[start Entries]
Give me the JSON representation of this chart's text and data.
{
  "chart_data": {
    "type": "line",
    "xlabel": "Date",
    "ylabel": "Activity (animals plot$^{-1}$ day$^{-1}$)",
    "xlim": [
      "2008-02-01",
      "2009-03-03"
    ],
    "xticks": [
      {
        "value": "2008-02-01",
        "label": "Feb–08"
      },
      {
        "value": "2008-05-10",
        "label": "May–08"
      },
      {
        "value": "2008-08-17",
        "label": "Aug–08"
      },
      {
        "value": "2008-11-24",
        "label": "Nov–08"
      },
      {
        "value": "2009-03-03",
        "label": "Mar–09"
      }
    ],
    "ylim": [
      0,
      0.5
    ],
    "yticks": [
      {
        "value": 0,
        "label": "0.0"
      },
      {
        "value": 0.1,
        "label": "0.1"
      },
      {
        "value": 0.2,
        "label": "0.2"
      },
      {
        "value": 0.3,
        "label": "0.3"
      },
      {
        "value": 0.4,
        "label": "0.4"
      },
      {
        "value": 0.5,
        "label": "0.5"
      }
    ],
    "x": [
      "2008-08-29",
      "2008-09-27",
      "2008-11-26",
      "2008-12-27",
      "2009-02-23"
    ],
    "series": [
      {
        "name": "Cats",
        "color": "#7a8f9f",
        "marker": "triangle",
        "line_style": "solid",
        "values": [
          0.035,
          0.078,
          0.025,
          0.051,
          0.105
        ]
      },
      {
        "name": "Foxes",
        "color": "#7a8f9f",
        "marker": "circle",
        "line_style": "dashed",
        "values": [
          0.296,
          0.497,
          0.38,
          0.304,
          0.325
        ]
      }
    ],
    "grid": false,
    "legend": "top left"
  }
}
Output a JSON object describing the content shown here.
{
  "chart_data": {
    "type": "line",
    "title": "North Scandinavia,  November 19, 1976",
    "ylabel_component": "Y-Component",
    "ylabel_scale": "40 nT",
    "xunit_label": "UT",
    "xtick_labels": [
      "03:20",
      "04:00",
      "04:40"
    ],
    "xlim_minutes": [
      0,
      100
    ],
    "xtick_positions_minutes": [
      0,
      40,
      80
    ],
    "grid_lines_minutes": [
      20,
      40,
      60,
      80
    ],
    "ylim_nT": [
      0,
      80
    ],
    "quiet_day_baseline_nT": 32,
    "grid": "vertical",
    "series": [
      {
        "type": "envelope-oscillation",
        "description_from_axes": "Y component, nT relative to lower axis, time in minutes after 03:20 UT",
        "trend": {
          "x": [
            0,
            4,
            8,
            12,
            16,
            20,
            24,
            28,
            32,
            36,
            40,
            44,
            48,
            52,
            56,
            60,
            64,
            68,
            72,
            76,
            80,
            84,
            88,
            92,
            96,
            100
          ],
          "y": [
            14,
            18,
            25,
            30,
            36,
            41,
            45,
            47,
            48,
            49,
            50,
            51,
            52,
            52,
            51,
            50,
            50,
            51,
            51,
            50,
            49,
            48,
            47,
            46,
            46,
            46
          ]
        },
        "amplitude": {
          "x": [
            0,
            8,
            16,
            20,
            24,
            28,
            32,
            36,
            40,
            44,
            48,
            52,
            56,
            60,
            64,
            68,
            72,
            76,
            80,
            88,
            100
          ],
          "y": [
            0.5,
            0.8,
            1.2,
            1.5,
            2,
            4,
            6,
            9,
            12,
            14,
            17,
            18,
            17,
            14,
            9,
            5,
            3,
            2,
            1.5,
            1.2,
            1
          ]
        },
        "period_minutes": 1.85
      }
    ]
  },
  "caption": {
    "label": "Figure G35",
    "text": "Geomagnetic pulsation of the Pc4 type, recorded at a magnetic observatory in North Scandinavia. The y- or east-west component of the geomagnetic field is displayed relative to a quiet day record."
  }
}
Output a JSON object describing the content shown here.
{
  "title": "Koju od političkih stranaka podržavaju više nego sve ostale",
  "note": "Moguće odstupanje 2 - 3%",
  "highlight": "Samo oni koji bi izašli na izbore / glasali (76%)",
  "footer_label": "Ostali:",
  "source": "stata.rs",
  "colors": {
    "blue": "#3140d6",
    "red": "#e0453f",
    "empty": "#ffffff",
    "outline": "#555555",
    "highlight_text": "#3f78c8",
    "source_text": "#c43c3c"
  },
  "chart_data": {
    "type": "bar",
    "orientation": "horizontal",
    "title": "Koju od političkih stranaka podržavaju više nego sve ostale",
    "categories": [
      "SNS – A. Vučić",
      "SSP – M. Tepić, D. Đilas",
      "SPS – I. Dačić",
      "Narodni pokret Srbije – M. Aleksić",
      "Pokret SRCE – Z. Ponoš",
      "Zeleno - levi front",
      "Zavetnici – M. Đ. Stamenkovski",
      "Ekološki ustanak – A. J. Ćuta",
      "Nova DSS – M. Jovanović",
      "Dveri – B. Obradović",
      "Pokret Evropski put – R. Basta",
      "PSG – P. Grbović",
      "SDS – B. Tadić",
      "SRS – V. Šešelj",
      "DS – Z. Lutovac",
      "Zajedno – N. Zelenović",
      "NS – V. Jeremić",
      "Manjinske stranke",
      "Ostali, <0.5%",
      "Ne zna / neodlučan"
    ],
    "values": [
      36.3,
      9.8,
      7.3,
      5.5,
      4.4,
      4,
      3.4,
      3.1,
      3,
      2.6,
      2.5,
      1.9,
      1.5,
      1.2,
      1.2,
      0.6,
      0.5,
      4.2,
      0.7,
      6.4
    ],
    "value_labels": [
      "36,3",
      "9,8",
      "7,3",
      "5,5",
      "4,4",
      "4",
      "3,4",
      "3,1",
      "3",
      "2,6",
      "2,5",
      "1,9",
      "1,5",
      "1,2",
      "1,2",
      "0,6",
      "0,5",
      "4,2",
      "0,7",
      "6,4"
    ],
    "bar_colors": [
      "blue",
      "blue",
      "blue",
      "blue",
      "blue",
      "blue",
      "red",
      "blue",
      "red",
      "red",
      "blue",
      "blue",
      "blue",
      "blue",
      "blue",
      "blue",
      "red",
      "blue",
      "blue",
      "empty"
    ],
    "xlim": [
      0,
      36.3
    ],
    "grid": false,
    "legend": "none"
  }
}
[end Entries]
## Given task
Every entry needs to be retyped exactly.

## Result below
Give me the JSON representation of this chart's text and data.
{
  "chart_data": {
    "type": "line",
    "xlabel": "Date",
    "ylabel": "Activity (animals plot$^{-1}$ day$^{-1}$)",
    "xlim": [
      "2008-02-01",
      "2009-03-03"
    ],
    "xticks": [
      {
        "value": "2008-02-01",
        "label": "Feb–08"
      },
      {
        "value": "2008-05-10",
        "label": "May–08"
      },
      {
        "value": "2008-08-17",
        "label": "Aug–08"
      },
      {
        "value": "2008-11-24",
        "label": "Nov–08"
      },
      {
        "value": "2009-03-03",
        "label": "Mar–09"
      }
    ],
    "ylim": [
      0,
      0.5
    ],
    "yticks": [
      {
        "value": 0,
        "label": "0.0"
      },
      {
        "value": 0.1,
        "label": "0.1"
      },
      {
        "value": 0.2,
        "label": "0.2"
      },
      {
        "value": 0.3,
        "label": "0.3"
      },
      {
        "value": 0.4,
        "label": "0.4"
      },
      {
        "value": 0.5,
        "label": "0.5"
      }
    ],
    "x": [
      "2008-08-29",
      "2008-09-27",
      "2008-11-26",
      "2008-12-27",
      "2009-02-23"
    ],
    "series": [
      {
        "name": "Cats",
        "color": "#7a8f9f",
        "marker": "triangle",
        "line_style": "solid",
        "values": [
          0.035,
          0.078,
          0.025,
          0.051,
          0.105
        ]
      },
      {
        "name": "Foxes",
        "color": "#7a8f9f",
        "marker": "circle",
        "line_style": "dashed",
        "values": [
          0.296,
          0.497,
          0.38,
          0.304,
          0.325
        ]
      }
    ],
    "grid": false,
    "legend": "top left"
  }
}
Output a JSON object describing the content shown here.
{
  "chart_data": {
    "type": "line",
    "title": "North Scandinavia,  November 19, 1976",
    "ylabel_component": "Y-Component",
    "ylabel_scale": "40 nT",
    "xunit_label": "UT",
    "xtick_labels": [
      "03:20",
      "04:00",
      "04:40"
    ],
    "xlim_minutes": [
      0,
      100
    ],
    "xtick_positions_minutes": [
      0,
      40,
      80
    ],
    "grid_lines_minutes": [
      20,
      40,
      60,
      80
    ],
    "ylim_nT": [
      0,
      80
    ],
    "quiet_day_baseline_nT": 32,
    "grid": "vertical",
    "series": [
      {
        "type": "envelope-oscillation",
        "description_from_axes": "Y component, nT relative to lower axis, time in minutes after 03:20 UT",
        "trend": {
          "x": [
            0,
            4,
            8,
            12,
            16,
            20,
            24,
            28,
            32,
            36,
            40,
            44,
            48,
            52,
            56,
            60,
            64,
            68,
            72,
            76,
            80,
            84,
            88,
            92,
            96,
            100
          ],
          "y": [
            14,
            18,
            25,
            30,
            36,
            41,
            45,
            47,
            48,
            49,
            50,
            51,
            52,
            52,
            51,
            50,
            50,
            51,
            51,
            50,
            49,
            48,
            47,
            46,
            46,
            46
          ]
        },
        "amplitude": {
          "x": [
            0,
            8,
            16,
            20,
            24,
            28,
            32,
            36,
            40,
            44,
            48,
            52,
            56,
            60,
            64,
            68,
            72,
            76,
            80,
            88,
            100
          ],
          "y": [
            0.5,
            0.8,
            1.2,
            1.5,
            2,
            4,
            6,
            9,
            12,
            14,
            17,
            18,
            17,
            14,
            9,
            5,
            3,
            2,
            1.5,
            1.2,
            1
          ]
        },
        "period_minutes": 1.85
      }
    ]
  },
  "caption": {
    "label": "Figure G35",
    "text": "Geomagnetic pulsation of the Pc4 type, recorded at a magnetic observatory in North Scandinavia. The y- or east-west component of the geomagnetic field is displayed relative to a quiet day record."
  }
}
Output a JSON object describing the content shown here.
{
  "title": "Koju od političkih stranaka podržavaju više nego sve ostale",
  "note": "Moguće odstupanje 2 - 3%",
  "highlight": "Samo oni koji bi izašli na izbore / glasali (76%)",
  "footer_label": "Ostali:",
  "source": "stata.rs",
  "colors": {
    "blue": "#3140d6",
    "red": "#e0453f",
    "empty": "#ffffff",
    "outline": "#555555",
    "highlight_text": "#3f78c8",
    "source_text": "#c43c3c"
  },
  "chart_data": {
    "type": "bar",
    "orientation": "horizontal",
    "title": "Koju od političkih stranaka podržavaju više nego sve ostale",
    "categories": [
      "SNS – A. Vučić",
      "SSP – M. Tepić, D. Đilas",
      "SPS – I. Dačić",
      "Narodni pokret Srbije – M. Aleksić",
      "Pokret SRCE – Z. Ponoš",
      "Zeleno - levi front",
      "Zavetnici – M. Đ. Stamenkovski",
      "Ekološki ustanak – A. J. Ćuta",
      "Nova DSS – M. Jovanović",
      "Dveri – B. Obradović",
      "Pokret Evropski put – R. Basta",
      "PSG – P. Grbović",
      "SDS – B. Tadić",
      "SRS – V. Šešelj",
      "DS – Z. Lutovac",
      "Zajedno – N. Zelenović",
      "NS – V. Jeremić",
      "Manjinske stranke",
      "Ostali, <0.5%",
      "Ne zna / neodlučan"
    ],
    "values": [
      36.3,
      9.8,
      7.3,
      5.5,
      4.4,
      4,
      3.4,
      3.1,
      3,
      2.6,
      2.5,
      1.9,
      1.5,
      1.2,
      1.2,
      0.6,
      0.5,
      4.2,
      0.7,
      6.4
    ],
    "value_labels": [
      "36,3",
      "9,8",
      "7,3",
      "5,5",
      "4,4",
      "4",
      "3,4",
      "3,1",
      "3",
      "2,6",
      "2,5",
      "1,9",
      "1,5",
      "1,2",
      "1,2",
      "0,6",
      "0,5",
      "4,2",
      "0,7",
      "6,4"
    ],
    "bar_colors": [
      "blue",
      "blue",
      "blue",
      "blue",
      "blue",
      "blue",
      "red",
      "blue",
      "red",
      "red",
      "blue",
      "blue",
      "blue",
      "blue",
      "blue",
      "blue",
      "red",
      "blue",
      "blue",
      "empty"
    ],
    "xlim": [
      0,
      36.3
    ],
    "grid": false,
    "legend": "none"
  }
}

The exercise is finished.